*Records from a data source:*
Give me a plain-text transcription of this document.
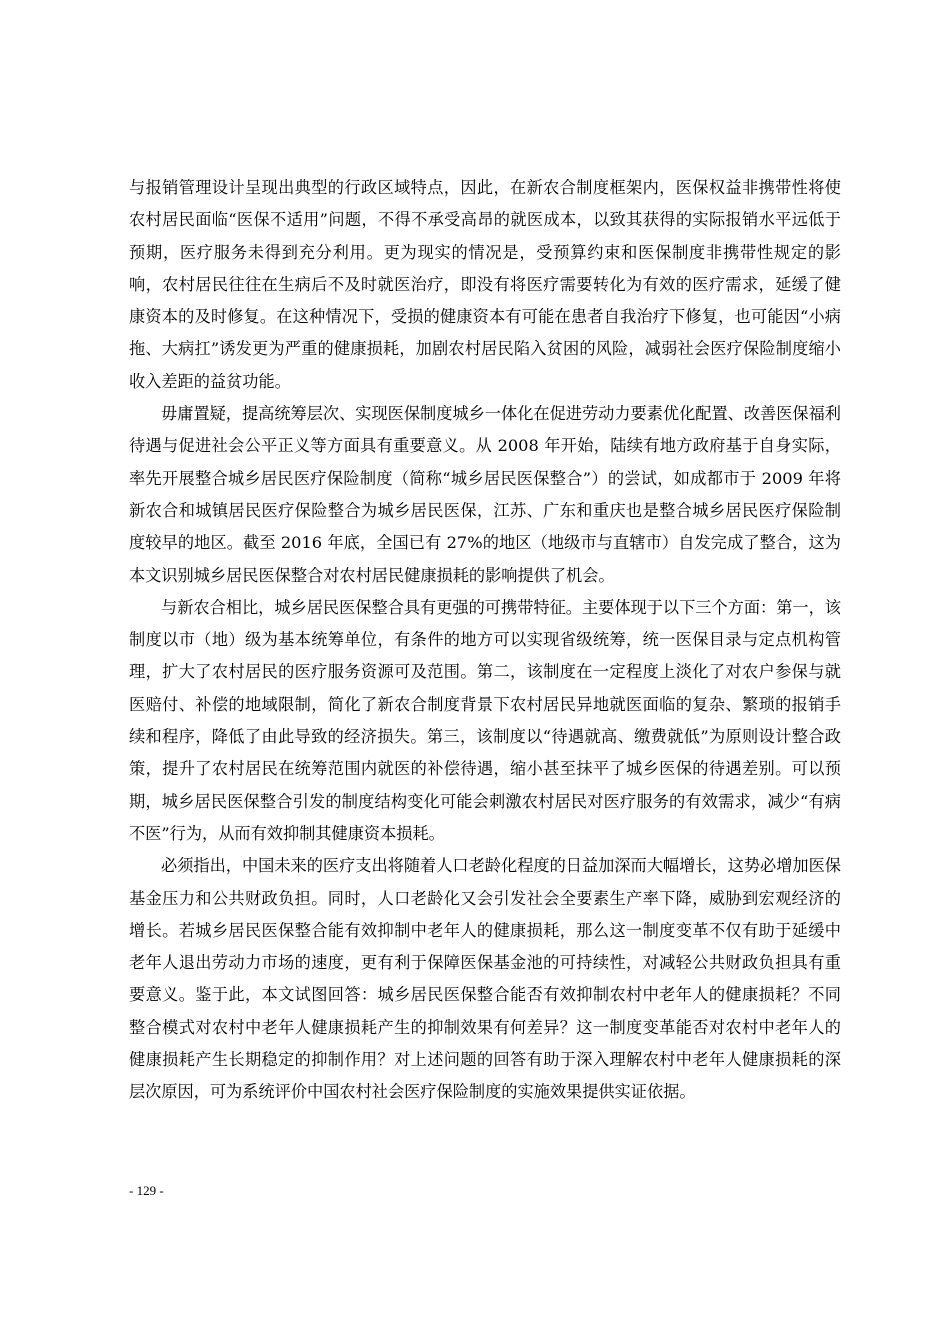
与报销管理设计呈现出典型的行政区域特点，因此，在新农合制度框架内，医保权益非携带性将使农村居民面临“医保不适用”问题，不得不承受高昂的就医成本，以致其获得的实际报销水平远低于预期，医疗服务未得到充分利用。更为现实的情况是，受预算约束和医保制度非携带性规定的影响，农村居民往往在生病后不及时就医治疗，即没有将医疗需要转化为有效的医疗需求，延缓了健康资本的及时修复。在这种情况下，受损的健康资本有可能在患者自我治疗下修复，也可能因“小病拖、大病扛”诱发更为严重的健康损耗，加剧农村居民陷入贫困的风险，减弱社会医疗保险制度缩小收入差距的益贫功能。

毋庸置疑，提高统筹层次、实现医保制度城乡一体化在促进劳动力要素优化配置、改善医保福利待遇与促进社会公平正义等方面具有重要意义。从 2008 年开始，陆续有地方政府基于自身实际，率先开展整合城乡居民医疗保险制度（简称“城乡居民医保整合”）的尝试，如成都市于 2009 年将新农合和城镇居民医疗保险整合为城乡居民医保，江苏、广东和重庆也是整合城乡居民医疗保险制度较早的地区。截至 2016 年底，全国已有 27%的地区（地级市与直辖市）自发完成了整合，这为本文识别城乡居民医保整合对农村居民健康损耗的影响提供了机会。

与新农合相比，城乡居民医保整合具有更强的可携带特征。主要体现于以下三个方面：第一，该制度以市（地）级为基本统筹单位，有条件的地方可以实现省级统筹，统一医保目录与定点机构管理，扩大了农村居民的医疗服务资源可及范围。第二，该制度在一定程度上淡化了对农户参保与就医赔付、补偿的地域限制，简化了新农合制度背景下农村居民异地就医面临的复杂、繁琐的报销手续和程序，降低了由此导致的经济损失。第三，该制度以“待遇就高、缴费就低”为原则设计整合政策，提升了农村居民在统筹范围内就医的补偿待遇，缩小甚至抹平了城乡医保的待遇差别。可以预期，城乡居民医保整合引发的制度结构变化可能会刺激农村居民对医疗服务的有效需求，减少“有病不医”行为，从而有效抑制其健康资本损耗。

必须指出，中国未来的医疗支出将随着人口老龄化程度的日益加深而大幅增长，这势必增加医保基金压力和公共财政负担。同时，人口老龄化又会引发社会全要素生产率下降，威胁到宏观经济的增长。若城乡居民医保整合能有效抑制中老年人的健康损耗，那么这一制度变革不仅有助于延缓中老年人退出劳动力市场的速度，更有利于保障医保基金池的可持续性，对减轻公共财政负担具有重要意义。鉴于此，本文试图回答：城乡居民医保整合能否有效抑制农村中老年人的健康损耗？不同整合模式对农村中老年人健康损耗产生的抑制效果有何差异？这一制度变革能否对农村中老年人的健康损耗产生长期稳定的抑制作用？对上述问题的回答有助于深入理解农村中老年人健康损耗的深层次原因，可为系统评价中国农村社会医疗保险制度的实施效果提供实证依据。

- 129 -
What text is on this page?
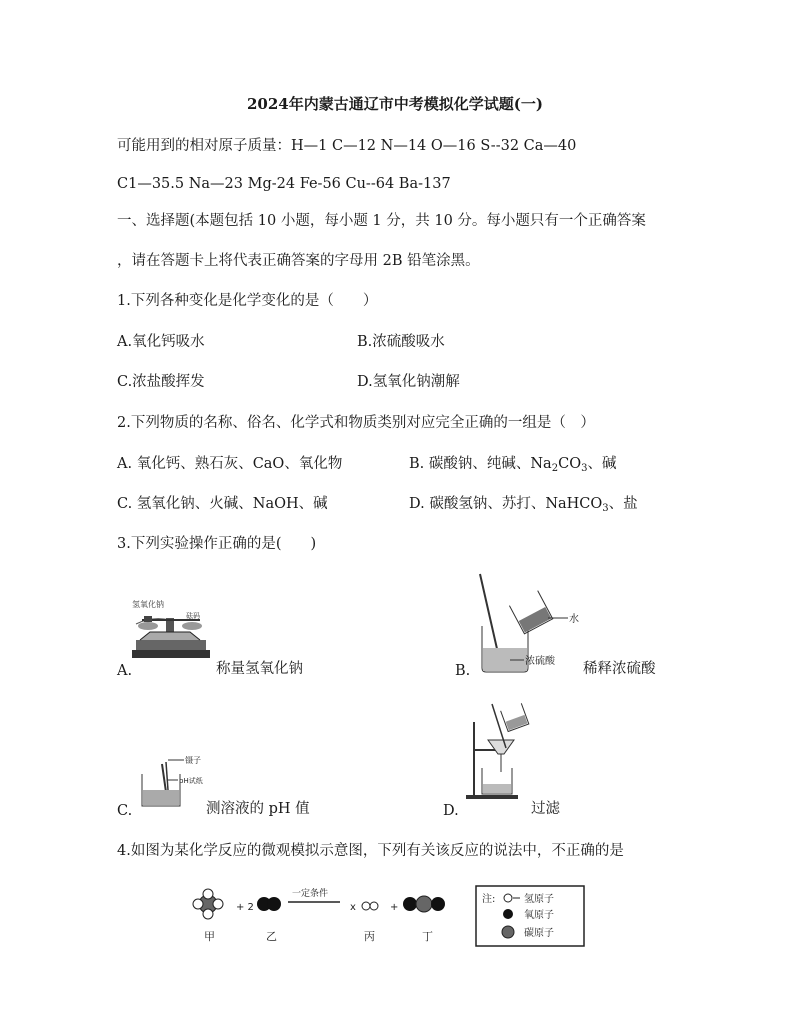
2024年内蒙古通辽市中考模拟化学试题(一)
可能用到的相对原子质量：H—1 C—12 N—14 O—16 S--32 Ca—40
C1—35.5 Na—23 Mg-24 Fe-56 Cu--64 Ba-137
一、选择题(本题包括 10 小题，每小题 1 分，共 10 分。每小题只有一个正确答案
，请在答题卡上将代表正确答案的字母用 2B 铅笔涂黑。
1.下列各种变化是化学变化的是（　　）
A.氧化钙吸水	B.浓硫酸吸水
C.浓盐酸挥发	D.氢氧化钠潮解
2.下列物质的名称、俗名、化学式和物质类别对应完全正确的一组是（　）
A. 氧化钙、熟石灰、CaO、氧化物	B. 碳酸钠、纯碱、$Na_2CO_3$、碱
C. 氢氧化钠、火碱、NaOH、碱	D. 碳酸氢钠、苏打、NaHCO$_3$、盐
3.下列实验操作正确的是(　　)
氢氧化钠
砝码
A.	称量氢氧化钠
水
浓硫酸
B.	稀释浓硫酸
镊子
pH试纸
C.	测溶液的 pH 值	D.	过滤
4.如图为某化学反应的微观模拟示意图，下列有关该反应的说法中，不正确的是
+ 2
一定条件
x	+
甲	乙	丙	丁
注:	氢原子
氧原子
碳原子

*Written task:* Only the lines from the one containing "What text is on this page?" through the last line of the records above should be repeated, exactly and without pictures.

*Final result:*
What text is on this page?
2024年内蒙古通辽市中考模拟化学试题(一)
可能用到的相对原子质量：H—1 C—12 N—14 O—16 S--32 Ca—40
C1—35.5 Na—23 Mg-24 Fe-56 Cu--64 Ba-137
一、选择题(本题包括 10 小题，每小题 1 分，共 10 分。每小题只有一个正确答案
，请在答题卡上将代表正确答案的字母用 2B 铅笔涂黑。
1.下列各种变化是化学变化的是（　　）
A.氧化钙吸水	B.浓硫酸吸水
C.浓盐酸挥发	D.氢氧化钠潮解
2.下列物质的名称、俗名、化学式和物质类别对应完全正确的一组是（　）
A. 氧化钙、熟石灰、CaO、氧化物	B. 碳酸钠、纯碱、$Na_2CO_3$、碱
C. 氢氧化钠、火碱、NaOH、碱	D. 碳酸氢钠、苏打、NaHCO$_3$、盐
3.下列实验操作正确的是(　　)
氢氧化钠
砝码
A.	称量氢氧化钠
水
浓硫酸
B.	稀释浓硫酸
镊子
pH试纸
C.	测溶液的 pH 值	D.	过滤
4.如图为某化学反应的微观模拟示意图，下列有关该反应的说法中，不正确的是
+ 2
一定条件
x	+
甲	乙	丙	丁
注:	氢原子
氧原子
碳原子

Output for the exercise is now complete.